▼
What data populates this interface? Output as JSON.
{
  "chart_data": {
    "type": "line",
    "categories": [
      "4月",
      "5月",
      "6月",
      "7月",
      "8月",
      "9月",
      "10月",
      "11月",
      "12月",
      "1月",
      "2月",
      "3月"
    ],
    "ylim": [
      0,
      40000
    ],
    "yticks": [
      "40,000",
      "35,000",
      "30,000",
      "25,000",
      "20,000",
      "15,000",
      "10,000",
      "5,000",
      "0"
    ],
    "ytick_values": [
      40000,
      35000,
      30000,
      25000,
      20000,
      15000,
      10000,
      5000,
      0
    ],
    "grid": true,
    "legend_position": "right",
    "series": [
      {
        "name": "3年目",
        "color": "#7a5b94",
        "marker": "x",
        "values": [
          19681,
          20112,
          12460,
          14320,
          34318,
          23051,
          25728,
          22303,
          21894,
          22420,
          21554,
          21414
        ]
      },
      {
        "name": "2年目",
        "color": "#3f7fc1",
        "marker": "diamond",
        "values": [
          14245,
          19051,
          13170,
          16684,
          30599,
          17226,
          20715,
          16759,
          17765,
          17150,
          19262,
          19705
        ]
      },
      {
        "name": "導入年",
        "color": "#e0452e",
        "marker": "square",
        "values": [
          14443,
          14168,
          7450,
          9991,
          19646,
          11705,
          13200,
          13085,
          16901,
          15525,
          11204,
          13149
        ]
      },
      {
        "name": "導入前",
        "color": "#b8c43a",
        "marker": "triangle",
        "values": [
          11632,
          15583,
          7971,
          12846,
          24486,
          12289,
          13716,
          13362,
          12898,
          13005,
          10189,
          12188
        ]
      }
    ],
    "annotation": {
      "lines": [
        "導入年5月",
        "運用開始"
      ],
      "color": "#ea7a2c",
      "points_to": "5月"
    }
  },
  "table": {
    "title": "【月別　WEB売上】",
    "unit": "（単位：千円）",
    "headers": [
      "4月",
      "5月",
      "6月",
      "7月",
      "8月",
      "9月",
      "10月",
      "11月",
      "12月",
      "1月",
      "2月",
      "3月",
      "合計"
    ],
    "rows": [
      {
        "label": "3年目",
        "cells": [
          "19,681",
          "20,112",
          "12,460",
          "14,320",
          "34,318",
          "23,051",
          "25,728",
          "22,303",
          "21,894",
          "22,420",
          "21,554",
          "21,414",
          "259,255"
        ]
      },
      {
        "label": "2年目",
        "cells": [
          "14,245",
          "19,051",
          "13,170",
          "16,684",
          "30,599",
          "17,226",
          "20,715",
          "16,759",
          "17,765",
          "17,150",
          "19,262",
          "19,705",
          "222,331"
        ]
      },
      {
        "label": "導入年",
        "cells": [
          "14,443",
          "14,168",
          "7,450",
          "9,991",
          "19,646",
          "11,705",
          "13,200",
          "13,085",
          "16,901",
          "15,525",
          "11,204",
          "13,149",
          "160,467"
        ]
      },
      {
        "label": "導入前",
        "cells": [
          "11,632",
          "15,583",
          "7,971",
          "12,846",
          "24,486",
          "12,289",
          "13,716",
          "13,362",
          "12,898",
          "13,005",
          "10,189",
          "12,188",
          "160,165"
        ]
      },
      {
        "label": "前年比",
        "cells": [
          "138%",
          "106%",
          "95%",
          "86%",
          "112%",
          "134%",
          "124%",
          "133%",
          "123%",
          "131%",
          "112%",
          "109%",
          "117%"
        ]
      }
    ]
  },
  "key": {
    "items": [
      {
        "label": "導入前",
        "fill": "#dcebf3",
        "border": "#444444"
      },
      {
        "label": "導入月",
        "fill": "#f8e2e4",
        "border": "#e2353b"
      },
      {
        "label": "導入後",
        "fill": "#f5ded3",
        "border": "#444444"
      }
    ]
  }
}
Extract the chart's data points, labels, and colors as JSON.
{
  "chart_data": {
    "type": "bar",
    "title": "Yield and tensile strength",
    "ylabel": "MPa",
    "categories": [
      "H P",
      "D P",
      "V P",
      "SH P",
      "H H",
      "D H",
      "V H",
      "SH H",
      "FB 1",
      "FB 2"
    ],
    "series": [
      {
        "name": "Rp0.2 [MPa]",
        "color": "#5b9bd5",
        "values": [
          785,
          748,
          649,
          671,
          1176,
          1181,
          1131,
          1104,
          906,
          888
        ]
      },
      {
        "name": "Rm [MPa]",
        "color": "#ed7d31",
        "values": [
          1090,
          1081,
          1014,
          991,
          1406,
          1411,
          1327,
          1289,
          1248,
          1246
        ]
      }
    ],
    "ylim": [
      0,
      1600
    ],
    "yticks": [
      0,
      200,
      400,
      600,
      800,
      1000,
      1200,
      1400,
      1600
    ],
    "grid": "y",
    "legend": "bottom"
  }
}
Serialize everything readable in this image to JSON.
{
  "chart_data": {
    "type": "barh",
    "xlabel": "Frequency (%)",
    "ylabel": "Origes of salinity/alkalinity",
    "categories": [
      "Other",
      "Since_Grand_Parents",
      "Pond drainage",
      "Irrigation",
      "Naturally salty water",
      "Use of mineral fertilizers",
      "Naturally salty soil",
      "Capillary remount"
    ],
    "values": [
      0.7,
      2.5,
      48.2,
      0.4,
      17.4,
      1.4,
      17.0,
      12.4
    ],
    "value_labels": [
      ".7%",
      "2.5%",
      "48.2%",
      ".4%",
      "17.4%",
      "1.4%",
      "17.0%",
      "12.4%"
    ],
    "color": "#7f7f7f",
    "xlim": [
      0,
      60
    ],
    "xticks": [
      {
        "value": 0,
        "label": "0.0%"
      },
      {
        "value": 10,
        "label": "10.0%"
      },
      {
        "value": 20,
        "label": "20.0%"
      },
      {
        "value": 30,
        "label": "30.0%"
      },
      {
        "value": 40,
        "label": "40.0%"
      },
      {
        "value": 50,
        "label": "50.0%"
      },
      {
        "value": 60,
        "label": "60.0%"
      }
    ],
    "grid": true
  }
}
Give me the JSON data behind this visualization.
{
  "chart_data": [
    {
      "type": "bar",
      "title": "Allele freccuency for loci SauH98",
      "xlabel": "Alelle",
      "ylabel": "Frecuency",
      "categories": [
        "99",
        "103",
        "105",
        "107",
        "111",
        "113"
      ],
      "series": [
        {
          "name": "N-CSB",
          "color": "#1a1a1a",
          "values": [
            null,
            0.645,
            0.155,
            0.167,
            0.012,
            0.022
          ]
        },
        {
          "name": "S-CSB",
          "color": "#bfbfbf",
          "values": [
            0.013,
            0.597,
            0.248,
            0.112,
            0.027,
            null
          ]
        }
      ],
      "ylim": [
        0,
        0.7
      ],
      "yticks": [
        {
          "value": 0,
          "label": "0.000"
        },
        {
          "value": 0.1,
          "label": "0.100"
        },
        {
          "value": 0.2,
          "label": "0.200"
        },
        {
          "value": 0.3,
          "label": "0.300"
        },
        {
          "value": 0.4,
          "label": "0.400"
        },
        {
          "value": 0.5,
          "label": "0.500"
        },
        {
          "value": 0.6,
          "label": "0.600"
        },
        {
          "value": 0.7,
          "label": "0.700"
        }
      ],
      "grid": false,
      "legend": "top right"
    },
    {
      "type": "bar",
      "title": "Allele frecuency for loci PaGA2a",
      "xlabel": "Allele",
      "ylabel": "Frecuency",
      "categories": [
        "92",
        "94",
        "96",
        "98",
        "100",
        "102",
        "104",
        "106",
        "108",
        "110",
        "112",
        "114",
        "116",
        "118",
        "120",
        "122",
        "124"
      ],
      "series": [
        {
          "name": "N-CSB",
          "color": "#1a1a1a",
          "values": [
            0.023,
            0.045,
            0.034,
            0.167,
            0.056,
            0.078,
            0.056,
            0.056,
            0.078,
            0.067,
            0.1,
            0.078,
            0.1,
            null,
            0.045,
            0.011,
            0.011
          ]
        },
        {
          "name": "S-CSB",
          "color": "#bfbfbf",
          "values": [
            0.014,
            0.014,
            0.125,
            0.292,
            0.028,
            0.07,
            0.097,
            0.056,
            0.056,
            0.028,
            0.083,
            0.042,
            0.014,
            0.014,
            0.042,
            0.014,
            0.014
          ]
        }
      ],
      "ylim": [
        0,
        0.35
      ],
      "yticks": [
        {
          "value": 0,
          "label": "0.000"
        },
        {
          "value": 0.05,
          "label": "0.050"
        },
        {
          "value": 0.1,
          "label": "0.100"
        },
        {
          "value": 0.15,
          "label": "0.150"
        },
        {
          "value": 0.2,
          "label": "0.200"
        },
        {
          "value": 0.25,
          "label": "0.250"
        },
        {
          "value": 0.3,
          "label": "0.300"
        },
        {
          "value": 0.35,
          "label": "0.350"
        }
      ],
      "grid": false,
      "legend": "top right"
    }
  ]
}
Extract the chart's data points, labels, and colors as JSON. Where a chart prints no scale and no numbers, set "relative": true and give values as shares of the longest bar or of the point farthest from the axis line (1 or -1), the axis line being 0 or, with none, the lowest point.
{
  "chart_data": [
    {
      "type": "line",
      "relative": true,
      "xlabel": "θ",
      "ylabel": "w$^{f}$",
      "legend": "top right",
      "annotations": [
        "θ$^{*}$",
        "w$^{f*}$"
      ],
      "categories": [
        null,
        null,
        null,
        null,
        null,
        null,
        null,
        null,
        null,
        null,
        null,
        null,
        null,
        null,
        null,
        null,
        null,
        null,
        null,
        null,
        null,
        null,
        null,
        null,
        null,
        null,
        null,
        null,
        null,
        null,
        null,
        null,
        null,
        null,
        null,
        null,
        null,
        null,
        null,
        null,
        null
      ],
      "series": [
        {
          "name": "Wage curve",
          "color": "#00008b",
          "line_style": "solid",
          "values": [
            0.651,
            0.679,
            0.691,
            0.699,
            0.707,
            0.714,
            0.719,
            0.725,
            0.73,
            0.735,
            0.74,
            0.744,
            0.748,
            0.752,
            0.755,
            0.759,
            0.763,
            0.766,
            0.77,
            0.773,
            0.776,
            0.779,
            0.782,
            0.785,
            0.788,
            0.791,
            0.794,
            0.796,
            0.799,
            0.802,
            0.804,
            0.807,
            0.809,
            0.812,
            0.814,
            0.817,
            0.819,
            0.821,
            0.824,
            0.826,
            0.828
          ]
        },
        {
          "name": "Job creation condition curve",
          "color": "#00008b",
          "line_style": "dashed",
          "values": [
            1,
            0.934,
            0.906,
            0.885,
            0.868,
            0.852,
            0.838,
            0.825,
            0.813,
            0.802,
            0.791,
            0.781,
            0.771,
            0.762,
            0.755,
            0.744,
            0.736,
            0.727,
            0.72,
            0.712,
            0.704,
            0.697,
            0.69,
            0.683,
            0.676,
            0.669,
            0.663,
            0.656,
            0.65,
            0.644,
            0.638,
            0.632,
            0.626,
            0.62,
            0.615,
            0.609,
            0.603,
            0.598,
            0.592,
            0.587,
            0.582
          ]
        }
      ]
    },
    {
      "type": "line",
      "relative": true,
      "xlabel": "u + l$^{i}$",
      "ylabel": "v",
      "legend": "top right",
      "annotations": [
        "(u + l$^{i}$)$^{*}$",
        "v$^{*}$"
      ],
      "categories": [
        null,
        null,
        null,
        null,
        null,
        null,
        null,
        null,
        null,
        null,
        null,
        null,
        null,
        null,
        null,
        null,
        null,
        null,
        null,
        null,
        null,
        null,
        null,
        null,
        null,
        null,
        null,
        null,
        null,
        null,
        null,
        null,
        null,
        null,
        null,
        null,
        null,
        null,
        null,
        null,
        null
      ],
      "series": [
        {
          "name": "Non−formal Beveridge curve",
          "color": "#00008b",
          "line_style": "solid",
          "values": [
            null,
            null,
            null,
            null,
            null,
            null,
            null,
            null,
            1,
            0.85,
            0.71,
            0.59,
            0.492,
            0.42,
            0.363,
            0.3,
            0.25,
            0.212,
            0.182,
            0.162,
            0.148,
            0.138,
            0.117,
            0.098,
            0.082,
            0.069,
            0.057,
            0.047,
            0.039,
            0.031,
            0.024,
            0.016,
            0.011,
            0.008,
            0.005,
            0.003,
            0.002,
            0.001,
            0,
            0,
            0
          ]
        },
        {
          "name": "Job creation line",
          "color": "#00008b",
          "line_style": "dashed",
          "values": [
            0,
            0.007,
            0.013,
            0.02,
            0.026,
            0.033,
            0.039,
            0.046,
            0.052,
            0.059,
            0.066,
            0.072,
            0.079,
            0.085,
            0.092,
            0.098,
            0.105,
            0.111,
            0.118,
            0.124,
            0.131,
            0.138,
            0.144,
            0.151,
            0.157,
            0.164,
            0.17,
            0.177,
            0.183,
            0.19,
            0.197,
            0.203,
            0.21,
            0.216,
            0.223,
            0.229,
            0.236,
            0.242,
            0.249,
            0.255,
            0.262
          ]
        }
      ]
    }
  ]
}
▲
▶ _Task statement_
Go through the entries above and pull out each line with "this" in it.

▶ _Task response_
What data populates this interface? Output as JSON.
Serialize everything readable in this image to JSON.
Give me the JSON data behind this visualization.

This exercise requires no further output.